---- Records for processing

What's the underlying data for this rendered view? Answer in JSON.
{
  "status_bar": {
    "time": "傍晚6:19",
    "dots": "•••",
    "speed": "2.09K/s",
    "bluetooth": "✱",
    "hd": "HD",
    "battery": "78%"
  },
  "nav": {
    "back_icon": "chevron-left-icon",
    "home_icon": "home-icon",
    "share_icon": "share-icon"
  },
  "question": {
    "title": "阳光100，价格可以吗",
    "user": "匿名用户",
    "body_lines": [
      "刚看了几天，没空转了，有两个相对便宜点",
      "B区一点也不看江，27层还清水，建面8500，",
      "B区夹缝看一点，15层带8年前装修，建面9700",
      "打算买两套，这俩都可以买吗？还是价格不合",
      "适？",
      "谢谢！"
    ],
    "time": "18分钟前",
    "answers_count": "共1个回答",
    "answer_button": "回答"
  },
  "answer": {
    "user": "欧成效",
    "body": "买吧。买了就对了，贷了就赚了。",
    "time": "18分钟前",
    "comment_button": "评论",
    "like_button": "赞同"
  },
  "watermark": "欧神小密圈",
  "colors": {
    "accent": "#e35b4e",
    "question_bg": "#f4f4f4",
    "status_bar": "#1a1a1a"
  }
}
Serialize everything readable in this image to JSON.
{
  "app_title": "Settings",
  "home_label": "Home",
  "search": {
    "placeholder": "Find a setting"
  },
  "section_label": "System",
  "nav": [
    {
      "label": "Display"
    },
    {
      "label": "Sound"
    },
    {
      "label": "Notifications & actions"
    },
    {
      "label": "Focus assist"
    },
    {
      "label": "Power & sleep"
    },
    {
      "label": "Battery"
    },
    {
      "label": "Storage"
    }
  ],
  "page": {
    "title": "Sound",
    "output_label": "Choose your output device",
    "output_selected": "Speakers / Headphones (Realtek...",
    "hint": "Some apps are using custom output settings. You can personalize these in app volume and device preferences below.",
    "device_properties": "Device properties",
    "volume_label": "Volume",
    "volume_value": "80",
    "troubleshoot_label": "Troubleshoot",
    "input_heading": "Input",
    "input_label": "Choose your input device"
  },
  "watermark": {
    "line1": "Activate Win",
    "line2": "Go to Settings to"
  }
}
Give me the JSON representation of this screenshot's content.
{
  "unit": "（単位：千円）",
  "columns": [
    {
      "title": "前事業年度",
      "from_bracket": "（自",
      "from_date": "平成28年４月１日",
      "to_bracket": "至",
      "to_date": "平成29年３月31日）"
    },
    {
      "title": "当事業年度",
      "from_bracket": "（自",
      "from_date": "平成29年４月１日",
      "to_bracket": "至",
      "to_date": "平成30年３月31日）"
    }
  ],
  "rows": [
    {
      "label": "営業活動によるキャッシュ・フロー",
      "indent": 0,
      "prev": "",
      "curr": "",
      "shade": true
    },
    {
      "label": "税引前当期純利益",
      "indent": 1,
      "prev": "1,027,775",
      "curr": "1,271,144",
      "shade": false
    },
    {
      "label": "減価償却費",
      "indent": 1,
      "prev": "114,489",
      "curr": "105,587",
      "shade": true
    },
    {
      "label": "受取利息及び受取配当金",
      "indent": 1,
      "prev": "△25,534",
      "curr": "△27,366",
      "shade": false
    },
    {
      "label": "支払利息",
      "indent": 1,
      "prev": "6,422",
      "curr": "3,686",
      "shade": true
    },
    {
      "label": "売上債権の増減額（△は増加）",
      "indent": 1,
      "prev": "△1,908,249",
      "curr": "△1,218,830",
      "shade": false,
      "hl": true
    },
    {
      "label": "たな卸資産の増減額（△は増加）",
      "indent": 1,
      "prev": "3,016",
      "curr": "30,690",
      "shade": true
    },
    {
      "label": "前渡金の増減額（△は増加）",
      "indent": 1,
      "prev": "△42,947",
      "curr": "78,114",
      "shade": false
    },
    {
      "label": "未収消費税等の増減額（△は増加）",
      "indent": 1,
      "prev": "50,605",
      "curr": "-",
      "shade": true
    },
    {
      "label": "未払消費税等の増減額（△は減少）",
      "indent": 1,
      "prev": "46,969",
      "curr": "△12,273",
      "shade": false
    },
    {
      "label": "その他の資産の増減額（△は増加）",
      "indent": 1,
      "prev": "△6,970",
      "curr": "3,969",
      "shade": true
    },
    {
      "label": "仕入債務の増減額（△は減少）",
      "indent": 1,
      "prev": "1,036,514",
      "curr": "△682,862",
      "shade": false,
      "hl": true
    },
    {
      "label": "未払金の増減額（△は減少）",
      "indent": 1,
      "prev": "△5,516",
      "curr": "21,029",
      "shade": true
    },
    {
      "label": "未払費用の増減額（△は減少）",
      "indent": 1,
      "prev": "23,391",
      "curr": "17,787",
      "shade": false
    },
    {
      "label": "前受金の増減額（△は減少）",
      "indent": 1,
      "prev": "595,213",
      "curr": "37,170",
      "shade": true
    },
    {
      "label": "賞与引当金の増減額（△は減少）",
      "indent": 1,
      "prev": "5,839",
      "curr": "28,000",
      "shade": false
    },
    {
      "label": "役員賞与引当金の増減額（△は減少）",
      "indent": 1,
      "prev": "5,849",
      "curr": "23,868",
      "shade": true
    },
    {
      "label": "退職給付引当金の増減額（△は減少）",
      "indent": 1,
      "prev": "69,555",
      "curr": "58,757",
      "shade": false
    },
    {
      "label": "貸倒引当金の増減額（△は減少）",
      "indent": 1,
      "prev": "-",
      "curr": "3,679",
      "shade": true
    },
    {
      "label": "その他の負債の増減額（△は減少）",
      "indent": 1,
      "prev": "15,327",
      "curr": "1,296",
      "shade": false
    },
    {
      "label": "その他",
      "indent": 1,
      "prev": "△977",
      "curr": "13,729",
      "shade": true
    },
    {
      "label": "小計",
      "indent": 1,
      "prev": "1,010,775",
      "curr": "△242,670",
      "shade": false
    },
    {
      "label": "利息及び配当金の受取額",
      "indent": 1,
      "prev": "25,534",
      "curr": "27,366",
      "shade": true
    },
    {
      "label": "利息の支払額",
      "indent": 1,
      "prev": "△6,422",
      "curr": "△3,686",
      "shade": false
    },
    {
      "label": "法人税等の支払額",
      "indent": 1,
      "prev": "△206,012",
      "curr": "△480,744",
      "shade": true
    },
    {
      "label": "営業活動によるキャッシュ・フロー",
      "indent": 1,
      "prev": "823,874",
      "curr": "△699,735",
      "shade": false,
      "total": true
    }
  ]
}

--------

• **What needs to be done**: Generate an exact reproduction of all entries.

• **The output**:
What's the underlying data for this rendered view? Answer in JSON.
{
  "status_bar": {
    "time": "傍晚6:19",
    "dots": "•••",
    "speed": "2.09K/s",
    "bluetooth": "✱",
    "hd": "HD",
    "battery": "78%"
  },
  "nav": {
    "back_icon": "chevron-left-icon",
    "home_icon": "home-icon",
    "share_icon": "share-icon"
  },
  "question": {
    "title": "阳光100，价格可以吗",
    "user": "匿名用户",
    "body_lines": [
      "刚看了几天，没空转了，有两个相对便宜点",
      "B区一点也不看江，27层还清水，建面8500，",
      "B区夹缝看一点，15层带8年前装修，建面9700",
      "打算买两套，这俩都可以买吗？还是价格不合",
      "适？",
      "谢谢！"
    ],
    "time": "18分钟前",
    "answers_count": "共1个回答",
    "answer_button": "回答"
  },
  "answer": {
    "user": "欧成效",
    "body": "买吧。买了就对了，贷了就赚了。",
    "time": "18分钟前",
    "comment_button": "评论",
    "like_button": "赞同"
  },
  "watermark": "欧神小密圈",
  "colors": {
    "accent": "#e35b4e",
    "question_bg": "#f4f4f4",
    "status_bar": "#1a1a1a"
  }
}
Serialize everything readable in this image to JSON.
{
  "app_title": "Settings",
  "home_label": "Home",
  "search": {
    "placeholder": "Find a setting"
  },
  "section_label": "System",
  "nav": [
    {
      "label": "Display"
    },
    {
      "label": "Sound"
    },
    {
      "label": "Notifications & actions"
    },
    {
      "label": "Focus assist"
    },
    {
      "label": "Power & sleep"
    },
    {
      "label": "Battery"
    },
    {
      "label": "Storage"
    }
  ],
  "page": {
    "title": "Sound",
    "output_label": "Choose your output device",
    "output_selected": "Speakers / Headphones (Realtek...",
    "hint": "Some apps are using custom output settings. You can personalize these in app volume and device preferences below.",
    "device_properties": "Device properties",
    "volume_label": "Volume",
    "volume_value": "80",
    "troubleshoot_label": "Troubleshoot",
    "input_heading": "Input",
    "input_label": "Choose your input device"
  },
  "watermark": {
    "line1": "Activate Win",
    "line2": "Go to Settings to"
  }
}
Give me the JSON representation of this screenshot's content.
{
  "unit": "（単位：千円）",
  "columns": [
    {
      "title": "前事業年度",
      "from_bracket": "（自",
      "from_date": "平成28年４月１日",
      "to_bracket": "至",
      "to_date": "平成29年３月31日）"
    },
    {
      "title": "当事業年度",
      "from_bracket": "（自",
      "from_date": "平成29年４月１日",
      "to_bracket": "至",
      "to_date": "平成30年３月31日）"
    }
  ],
  "rows": [
    {
      "label": "営業活動によるキャッシュ・フロー",
      "indent": 0,
      "prev": "",
      "curr": "",
      "shade": true
    },
    {
      "label": "税引前当期純利益",
      "indent": 1,
      "prev": "1,027,775",
      "curr": "1,271,144",
      "shade": false
    },
    {
      "label": "減価償却費",
      "indent": 1,
      "prev": "114,489",
      "curr": "105,587",
      "shade": true
    },
    {
      "label": "受取利息及び受取配当金",
      "indent": 1,
      "prev": "△25,534",
      "curr": "△27,366",
      "shade": false
    },
    {
      "label": "支払利息",
      "indent": 1,
      "prev": "6,422",
      "curr": "3,686",
      "shade": true
    },
    {
      "label": "売上債権の増減額（△は増加）",
      "indent": 1,
      "prev": "△1,908,249",
      "curr": "△1,218,830",
      "shade": false,
      "hl": true
    },
    {
      "label": "たな卸資産の増減額（△は増加）",
      "indent": 1,
      "prev": "3,016",
      "curr": "30,690",
      "shade": true
    },
    {
      "label": "前渡金の増減額（△は増加）",
      "indent": 1,
      "prev": "△42,947",
      "curr": "78,114",
      "shade": false
    },
    {
      "label": "未収消費税等の増減額（△は増加）",
      "indent": 1,
      "prev": "50,605",
      "curr": "-",
      "shade": true
    },
    {
      "label": "未払消費税等の増減額（△は減少）",
      "indent": 1,
      "prev": "46,969",
      "curr": "△12,273",
      "shade": false
    },
    {
      "label": "その他の資産の増減額（△は増加）",
      "indent": 1,
      "prev": "△6,970",
      "curr": "3,969",
      "shade": true
    },
    {
      "label": "仕入債務の増減額（△は減少）",
      "indent": 1,
      "prev": "1,036,514",
      "curr": "△682,862",
      "shade": false,
      "hl": true
    },
    {
      "label": "未払金の増減額（△は減少）",
      "indent": 1,
      "prev": "△5,516",
      "curr": "21,029",
      "shade": true
    },
    {
      "label": "未払費用の増減額（△は減少）",
      "indent": 1,
      "prev": "23,391",
      "curr": "17,787",
      "shade": false
    },
    {
      "label": "前受金の増減額（△は減少）",
      "indent": 1,
      "prev": "595,213",
      "curr": "37,170",
      "shade": true
    },
    {
      "label": "賞与引当金の増減額（△は減少）",
      "indent": 1,
      "prev": "5,839",
      "curr": "28,000",
      "shade": false
    },
    {
      "label": "役員賞与引当金の増減額（△は減少）",
      "indent": 1,
      "prev": "5,849",
      "curr": "23,868",
      "shade": true
    },
    {
      "label": "退職給付引当金の増減額（△は減少）",
      "indent": 1,
      "prev": "69,555",
      "curr": "58,757",
      "shade": false
    },
    {
      "label": "貸倒引当金の増減額（△は減少）",
      "indent": 1,
      "prev": "-",
      "curr": "3,679",
      "shade": true
    },
    {
      "label": "その他の負債の増減額（△は減少）",
      "indent": 1,
      "prev": "15,327",
      "curr": "1,296",
      "shade": false
    },
    {
      "label": "その他",
      "indent": 1,
      "prev": "△977",
      "curr": "13,729",
      "shade": true
    },
    {
      "label": "小計",
      "indent": 1,
      "prev": "1,010,775",
      "curr": "△242,670",
      "shade": false
    },
    {
      "label": "利息及び配当金の受取額",
      "indent": 1,
      "prev": "25,534",
      "curr": "27,366",
      "shade": true
    },
    {
      "label": "利息の支払額",
      "indent": 1,
      "prev": "△6,422",
      "curr": "△3,686",
      "shade": false
    },
    {
      "label": "法人税等の支払額",
      "indent": 1,
      "prev": "△206,012",
      "curr": "△480,744",
      "shade": true
    },
    {
      "label": "営業活動によるキャッシュ・フロー",
      "indent": 1,
      "prev": "823,874",
      "curr": "△699,735",
      "shade": false,
      "total": true
    }
  ]
}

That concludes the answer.